TASK INPUTS:
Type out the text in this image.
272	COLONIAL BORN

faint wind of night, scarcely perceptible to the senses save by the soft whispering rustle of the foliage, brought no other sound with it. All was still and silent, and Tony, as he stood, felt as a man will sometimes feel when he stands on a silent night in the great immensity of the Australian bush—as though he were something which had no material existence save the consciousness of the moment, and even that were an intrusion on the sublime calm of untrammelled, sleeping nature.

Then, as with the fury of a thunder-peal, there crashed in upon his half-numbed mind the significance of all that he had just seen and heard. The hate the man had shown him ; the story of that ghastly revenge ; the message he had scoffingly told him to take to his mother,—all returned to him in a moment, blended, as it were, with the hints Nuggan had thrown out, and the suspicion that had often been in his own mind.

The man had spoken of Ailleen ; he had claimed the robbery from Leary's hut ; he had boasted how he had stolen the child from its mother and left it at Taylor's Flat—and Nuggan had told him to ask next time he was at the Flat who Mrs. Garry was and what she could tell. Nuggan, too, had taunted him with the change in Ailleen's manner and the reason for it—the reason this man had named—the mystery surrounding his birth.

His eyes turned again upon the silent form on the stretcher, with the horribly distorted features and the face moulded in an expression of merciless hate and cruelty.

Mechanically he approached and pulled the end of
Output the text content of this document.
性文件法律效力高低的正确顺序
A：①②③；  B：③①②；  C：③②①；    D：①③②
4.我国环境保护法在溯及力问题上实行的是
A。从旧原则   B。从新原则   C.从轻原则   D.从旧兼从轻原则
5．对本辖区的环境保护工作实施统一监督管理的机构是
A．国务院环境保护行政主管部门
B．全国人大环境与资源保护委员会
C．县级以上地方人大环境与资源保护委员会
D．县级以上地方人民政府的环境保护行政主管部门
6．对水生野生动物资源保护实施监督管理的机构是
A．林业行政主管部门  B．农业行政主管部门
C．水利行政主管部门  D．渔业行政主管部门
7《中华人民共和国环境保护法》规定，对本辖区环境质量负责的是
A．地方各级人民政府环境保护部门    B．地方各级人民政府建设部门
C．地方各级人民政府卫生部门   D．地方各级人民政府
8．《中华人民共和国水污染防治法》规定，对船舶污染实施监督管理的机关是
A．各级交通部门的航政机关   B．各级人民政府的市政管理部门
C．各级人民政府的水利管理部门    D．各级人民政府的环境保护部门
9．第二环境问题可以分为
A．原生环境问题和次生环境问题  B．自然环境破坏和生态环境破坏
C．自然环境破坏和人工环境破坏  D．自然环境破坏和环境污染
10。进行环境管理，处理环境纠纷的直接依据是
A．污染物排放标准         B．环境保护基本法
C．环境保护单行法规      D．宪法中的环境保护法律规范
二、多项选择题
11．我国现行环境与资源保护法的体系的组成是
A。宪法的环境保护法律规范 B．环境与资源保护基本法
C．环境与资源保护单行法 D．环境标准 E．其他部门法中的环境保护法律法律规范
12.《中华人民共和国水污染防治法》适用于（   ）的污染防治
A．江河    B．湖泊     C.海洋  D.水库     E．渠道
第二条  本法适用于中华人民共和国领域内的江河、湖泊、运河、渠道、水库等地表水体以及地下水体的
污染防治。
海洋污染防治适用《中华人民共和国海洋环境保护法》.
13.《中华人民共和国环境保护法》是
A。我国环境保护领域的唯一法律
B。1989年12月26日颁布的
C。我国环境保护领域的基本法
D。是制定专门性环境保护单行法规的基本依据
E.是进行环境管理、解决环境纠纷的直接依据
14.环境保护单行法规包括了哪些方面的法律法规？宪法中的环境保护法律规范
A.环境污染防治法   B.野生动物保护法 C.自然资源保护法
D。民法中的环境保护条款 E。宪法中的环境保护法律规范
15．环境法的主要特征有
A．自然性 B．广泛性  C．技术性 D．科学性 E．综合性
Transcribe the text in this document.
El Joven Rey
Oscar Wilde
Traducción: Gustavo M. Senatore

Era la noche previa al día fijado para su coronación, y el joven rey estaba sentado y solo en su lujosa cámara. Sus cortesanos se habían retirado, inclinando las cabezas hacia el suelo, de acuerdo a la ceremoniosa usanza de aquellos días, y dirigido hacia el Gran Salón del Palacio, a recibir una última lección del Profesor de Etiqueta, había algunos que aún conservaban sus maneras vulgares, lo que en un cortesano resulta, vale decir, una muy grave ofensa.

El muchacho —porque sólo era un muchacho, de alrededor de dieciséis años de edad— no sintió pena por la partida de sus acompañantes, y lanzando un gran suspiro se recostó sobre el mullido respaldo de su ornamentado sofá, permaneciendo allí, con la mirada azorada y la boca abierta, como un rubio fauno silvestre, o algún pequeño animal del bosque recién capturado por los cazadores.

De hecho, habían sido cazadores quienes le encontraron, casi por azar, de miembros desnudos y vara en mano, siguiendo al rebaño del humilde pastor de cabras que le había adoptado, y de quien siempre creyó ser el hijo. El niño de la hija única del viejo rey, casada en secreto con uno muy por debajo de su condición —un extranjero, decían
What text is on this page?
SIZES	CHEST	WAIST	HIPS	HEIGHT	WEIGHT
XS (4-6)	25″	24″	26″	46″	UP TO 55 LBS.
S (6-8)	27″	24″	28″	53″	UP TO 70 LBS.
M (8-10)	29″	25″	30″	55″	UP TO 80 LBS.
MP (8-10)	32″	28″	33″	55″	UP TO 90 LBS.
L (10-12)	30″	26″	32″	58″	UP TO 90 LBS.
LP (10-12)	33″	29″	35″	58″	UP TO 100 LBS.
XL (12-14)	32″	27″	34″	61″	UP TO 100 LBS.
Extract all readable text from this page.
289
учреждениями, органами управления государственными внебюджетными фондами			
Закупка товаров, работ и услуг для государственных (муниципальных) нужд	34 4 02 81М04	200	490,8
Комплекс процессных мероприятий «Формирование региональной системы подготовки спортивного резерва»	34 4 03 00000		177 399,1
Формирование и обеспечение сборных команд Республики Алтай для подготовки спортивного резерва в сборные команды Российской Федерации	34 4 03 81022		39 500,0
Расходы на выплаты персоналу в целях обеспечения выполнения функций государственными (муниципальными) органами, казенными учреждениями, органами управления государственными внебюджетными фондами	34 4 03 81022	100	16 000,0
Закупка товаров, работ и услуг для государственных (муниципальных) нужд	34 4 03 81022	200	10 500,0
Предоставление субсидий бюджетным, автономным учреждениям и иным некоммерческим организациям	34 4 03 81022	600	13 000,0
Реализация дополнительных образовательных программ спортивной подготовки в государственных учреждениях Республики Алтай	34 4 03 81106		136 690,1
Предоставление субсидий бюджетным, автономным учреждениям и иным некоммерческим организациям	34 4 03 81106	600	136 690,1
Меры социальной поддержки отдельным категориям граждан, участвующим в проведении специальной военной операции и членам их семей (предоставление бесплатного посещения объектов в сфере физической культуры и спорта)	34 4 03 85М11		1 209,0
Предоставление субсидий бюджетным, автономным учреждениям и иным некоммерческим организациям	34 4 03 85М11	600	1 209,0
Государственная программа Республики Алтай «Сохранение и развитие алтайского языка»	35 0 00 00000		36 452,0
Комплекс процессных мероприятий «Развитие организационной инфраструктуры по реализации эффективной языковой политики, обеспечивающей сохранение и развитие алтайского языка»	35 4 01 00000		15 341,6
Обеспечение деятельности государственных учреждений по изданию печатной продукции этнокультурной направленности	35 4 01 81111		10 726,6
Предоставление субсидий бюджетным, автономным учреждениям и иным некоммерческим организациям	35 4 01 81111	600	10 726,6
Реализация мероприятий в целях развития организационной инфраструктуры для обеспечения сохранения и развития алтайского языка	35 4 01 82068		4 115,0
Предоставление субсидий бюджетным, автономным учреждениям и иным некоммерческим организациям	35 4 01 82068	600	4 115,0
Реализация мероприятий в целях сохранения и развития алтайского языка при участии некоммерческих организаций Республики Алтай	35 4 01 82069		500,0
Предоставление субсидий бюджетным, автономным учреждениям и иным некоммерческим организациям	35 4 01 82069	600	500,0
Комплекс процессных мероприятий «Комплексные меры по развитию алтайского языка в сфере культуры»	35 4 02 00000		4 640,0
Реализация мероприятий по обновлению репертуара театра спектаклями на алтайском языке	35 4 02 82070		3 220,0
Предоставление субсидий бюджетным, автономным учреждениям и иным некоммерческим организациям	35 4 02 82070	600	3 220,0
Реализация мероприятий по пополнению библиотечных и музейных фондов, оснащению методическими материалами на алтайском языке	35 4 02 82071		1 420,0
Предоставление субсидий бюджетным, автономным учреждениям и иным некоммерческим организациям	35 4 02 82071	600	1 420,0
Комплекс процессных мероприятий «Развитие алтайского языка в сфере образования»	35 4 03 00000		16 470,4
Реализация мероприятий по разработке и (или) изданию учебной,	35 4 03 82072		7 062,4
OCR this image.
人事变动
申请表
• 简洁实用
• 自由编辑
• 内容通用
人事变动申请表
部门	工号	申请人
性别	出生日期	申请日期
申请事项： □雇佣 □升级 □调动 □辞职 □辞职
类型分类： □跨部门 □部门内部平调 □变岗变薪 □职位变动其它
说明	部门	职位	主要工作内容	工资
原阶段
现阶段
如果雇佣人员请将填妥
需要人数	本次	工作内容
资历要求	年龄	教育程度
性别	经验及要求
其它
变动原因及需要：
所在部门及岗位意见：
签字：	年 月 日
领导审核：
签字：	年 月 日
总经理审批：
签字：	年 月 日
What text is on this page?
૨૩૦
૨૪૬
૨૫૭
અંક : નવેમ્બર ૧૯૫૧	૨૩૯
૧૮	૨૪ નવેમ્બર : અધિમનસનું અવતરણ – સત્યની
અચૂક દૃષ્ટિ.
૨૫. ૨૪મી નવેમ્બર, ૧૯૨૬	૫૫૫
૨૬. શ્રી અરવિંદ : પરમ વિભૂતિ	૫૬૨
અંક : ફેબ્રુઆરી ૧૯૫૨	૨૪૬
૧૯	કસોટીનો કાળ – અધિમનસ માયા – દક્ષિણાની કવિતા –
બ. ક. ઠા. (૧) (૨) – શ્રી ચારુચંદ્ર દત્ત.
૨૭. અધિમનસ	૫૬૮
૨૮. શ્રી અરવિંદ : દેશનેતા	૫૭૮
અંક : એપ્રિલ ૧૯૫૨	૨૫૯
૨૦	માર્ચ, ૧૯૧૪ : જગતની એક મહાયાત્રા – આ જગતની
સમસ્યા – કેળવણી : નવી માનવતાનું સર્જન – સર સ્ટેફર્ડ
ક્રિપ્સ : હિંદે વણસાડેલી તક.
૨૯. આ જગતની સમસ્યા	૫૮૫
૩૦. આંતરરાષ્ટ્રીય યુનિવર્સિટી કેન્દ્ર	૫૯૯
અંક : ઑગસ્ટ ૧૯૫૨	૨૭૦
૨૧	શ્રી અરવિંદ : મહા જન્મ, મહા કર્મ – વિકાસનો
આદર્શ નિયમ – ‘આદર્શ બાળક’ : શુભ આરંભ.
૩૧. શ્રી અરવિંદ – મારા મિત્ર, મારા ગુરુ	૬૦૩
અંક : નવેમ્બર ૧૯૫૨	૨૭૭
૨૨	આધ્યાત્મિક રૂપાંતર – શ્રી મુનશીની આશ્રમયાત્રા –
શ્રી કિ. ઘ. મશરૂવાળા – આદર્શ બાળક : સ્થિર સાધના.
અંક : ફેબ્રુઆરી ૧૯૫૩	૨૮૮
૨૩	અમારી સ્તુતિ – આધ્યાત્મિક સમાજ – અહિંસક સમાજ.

AIM: All lines in the data that contain the word "from" should be copied.

FULL OUTPUT:
The man had spoken of Ailleen ; he had claimed the robbery from Leary's hut ; he had boasted how he had stolen the child from its mother and left it at Taylor's Flat—and Nuggan had told him to ask next time he was at the Flat who Mrs. Garry was and what she could tell. Nuggan, too, had taunted him with the change in Ailleen's manner and the reason for it—the reason this man had named—the mystery surrounding his birth.
Extract all readable text from this page.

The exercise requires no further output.